[PROBLEM]
Copy each line below that includes "ετών".

*** PROVIDED DATA ***

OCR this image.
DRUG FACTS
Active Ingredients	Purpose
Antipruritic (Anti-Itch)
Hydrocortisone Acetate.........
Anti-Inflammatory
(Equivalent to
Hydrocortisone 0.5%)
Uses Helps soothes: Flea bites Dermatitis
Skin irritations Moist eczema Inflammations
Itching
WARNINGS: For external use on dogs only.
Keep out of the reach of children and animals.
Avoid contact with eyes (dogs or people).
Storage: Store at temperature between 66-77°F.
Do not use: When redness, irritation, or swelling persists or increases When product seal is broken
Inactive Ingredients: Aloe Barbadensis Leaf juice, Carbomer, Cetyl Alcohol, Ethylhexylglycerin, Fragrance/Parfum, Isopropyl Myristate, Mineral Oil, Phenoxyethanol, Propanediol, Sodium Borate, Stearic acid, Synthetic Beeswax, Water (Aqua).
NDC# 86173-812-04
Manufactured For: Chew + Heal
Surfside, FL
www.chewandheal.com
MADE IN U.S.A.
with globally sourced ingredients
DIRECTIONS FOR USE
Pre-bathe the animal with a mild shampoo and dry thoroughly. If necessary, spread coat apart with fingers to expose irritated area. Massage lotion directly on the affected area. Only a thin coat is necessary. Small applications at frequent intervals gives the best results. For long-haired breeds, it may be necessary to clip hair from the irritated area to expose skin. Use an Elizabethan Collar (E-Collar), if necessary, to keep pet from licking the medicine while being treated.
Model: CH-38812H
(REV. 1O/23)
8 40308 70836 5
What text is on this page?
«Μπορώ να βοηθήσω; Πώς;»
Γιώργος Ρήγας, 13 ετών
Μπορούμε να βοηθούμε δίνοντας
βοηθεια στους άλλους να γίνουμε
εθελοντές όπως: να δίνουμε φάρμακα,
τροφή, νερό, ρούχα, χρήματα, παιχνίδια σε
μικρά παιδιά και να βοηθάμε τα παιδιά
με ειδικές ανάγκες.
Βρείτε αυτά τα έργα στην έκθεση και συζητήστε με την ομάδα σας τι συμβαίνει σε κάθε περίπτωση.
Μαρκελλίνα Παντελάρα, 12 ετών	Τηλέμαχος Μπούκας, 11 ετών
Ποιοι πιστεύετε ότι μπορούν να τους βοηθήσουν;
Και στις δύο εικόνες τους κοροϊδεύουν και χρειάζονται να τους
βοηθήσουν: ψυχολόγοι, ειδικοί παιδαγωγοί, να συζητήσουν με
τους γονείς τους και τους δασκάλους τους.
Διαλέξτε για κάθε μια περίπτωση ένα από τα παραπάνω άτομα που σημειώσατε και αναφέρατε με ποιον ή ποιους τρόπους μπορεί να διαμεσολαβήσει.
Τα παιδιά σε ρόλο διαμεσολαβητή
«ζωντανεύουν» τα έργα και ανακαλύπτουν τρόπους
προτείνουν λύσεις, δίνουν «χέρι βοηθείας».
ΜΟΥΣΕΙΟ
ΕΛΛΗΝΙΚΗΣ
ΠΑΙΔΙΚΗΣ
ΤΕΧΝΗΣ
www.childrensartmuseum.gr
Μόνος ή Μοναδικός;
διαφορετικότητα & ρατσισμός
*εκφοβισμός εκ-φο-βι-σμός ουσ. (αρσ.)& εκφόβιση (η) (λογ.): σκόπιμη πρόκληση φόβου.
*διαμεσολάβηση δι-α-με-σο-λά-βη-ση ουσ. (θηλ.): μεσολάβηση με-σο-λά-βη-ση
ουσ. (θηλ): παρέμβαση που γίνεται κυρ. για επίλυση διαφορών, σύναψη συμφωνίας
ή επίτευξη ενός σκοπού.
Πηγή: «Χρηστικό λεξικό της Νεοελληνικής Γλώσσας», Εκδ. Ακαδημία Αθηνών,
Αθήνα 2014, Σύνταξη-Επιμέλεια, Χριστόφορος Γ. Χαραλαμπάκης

***

[RESPONSE TO THIS TASK]
Γιώργος Ρήγας, 13 ετών
Μαρκελλίνα Παντελάρα, 12 ετών	Τηλέμαχος Μπούκας, 11 ετών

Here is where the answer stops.